» EXERCISE GOAL
Copy every line in the records below that contains the word "Index".

» DATA LINES
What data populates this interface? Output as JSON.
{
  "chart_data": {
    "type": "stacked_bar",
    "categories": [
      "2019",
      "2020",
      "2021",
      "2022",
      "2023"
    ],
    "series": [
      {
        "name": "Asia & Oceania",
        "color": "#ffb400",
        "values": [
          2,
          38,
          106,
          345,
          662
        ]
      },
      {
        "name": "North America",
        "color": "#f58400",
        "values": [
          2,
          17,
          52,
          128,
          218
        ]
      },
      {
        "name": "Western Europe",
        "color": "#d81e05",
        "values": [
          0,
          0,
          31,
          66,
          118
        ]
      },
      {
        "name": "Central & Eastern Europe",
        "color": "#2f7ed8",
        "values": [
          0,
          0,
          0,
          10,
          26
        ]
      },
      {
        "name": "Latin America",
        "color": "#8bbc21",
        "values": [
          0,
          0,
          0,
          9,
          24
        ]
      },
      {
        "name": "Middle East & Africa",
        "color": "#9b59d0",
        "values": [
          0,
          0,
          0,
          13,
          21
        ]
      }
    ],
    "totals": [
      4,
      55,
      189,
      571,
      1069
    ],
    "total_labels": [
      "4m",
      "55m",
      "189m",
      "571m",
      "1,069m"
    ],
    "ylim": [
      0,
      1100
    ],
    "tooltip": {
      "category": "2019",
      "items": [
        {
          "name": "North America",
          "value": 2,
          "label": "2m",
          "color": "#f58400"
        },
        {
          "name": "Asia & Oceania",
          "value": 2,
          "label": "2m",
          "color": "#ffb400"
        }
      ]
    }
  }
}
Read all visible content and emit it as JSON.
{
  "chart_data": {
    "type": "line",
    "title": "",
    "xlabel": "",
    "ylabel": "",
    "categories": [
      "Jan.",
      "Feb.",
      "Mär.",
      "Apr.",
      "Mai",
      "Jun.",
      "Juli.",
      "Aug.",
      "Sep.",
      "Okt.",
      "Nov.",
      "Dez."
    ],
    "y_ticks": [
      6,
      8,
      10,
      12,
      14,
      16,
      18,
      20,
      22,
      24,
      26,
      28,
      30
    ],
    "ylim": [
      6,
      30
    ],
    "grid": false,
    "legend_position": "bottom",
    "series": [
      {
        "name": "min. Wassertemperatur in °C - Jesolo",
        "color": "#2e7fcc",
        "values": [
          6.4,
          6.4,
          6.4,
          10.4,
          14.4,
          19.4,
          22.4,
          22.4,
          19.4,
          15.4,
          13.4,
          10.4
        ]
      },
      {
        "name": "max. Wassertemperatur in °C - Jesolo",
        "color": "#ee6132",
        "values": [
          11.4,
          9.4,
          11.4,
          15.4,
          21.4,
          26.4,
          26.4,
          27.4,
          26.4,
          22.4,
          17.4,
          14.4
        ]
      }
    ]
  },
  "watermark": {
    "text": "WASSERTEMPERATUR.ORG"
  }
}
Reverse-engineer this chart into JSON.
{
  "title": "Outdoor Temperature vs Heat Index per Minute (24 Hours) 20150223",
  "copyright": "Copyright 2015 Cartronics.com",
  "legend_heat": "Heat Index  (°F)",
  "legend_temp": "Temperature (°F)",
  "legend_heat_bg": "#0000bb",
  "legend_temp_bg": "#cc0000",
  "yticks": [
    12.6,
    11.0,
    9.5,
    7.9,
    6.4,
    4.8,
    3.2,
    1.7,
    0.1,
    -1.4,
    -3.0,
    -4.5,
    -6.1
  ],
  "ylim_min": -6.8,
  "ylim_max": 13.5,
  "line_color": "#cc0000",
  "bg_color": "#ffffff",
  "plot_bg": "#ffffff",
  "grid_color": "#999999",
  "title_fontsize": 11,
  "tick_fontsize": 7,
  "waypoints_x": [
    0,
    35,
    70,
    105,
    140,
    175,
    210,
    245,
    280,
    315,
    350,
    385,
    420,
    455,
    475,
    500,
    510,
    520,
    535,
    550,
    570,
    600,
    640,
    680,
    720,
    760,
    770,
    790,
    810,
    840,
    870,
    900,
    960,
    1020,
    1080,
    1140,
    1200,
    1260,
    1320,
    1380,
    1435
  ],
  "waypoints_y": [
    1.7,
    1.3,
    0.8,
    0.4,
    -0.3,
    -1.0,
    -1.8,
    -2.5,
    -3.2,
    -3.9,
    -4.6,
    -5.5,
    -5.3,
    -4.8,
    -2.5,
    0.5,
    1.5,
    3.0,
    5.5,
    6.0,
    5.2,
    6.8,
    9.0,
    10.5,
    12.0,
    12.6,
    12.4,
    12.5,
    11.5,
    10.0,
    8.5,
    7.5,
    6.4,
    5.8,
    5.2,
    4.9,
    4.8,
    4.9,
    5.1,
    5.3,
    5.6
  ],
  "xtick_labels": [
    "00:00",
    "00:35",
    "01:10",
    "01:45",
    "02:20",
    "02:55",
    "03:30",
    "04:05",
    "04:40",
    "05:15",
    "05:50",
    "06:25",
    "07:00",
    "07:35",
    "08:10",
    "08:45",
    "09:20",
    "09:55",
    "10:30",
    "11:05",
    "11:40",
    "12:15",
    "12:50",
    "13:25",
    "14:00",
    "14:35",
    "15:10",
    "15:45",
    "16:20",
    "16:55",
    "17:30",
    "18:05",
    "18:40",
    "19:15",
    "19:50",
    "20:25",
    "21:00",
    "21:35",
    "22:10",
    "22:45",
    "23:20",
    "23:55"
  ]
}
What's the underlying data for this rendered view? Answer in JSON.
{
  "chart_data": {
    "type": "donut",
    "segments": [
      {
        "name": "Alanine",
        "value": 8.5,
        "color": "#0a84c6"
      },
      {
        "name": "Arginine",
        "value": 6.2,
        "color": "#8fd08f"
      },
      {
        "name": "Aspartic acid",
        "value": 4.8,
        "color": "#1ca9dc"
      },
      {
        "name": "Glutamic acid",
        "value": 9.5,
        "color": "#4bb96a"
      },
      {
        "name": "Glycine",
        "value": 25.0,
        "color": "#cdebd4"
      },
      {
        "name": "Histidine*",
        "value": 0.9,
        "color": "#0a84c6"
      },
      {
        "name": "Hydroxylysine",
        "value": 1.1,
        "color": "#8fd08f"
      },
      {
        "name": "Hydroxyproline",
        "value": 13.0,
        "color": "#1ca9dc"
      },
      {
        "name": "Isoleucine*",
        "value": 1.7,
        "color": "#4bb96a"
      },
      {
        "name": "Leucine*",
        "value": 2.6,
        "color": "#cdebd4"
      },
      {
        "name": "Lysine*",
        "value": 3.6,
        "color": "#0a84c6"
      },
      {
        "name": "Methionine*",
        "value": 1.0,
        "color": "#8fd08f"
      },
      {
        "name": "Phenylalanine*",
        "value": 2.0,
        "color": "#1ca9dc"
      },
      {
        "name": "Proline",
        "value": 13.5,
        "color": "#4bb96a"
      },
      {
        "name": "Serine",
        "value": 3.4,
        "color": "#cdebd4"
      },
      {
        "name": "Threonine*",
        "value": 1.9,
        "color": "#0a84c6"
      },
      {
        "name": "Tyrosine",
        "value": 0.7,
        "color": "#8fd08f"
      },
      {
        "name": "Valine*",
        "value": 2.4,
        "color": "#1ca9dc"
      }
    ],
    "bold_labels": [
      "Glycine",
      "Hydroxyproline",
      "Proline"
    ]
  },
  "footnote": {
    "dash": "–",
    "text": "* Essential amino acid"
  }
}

» OUTPUT
  "title": "Outdoor Temperature vs Heat Index per Minute (24 Hours) 20150223",
  "legend_heat": "Heat Index  (°F)",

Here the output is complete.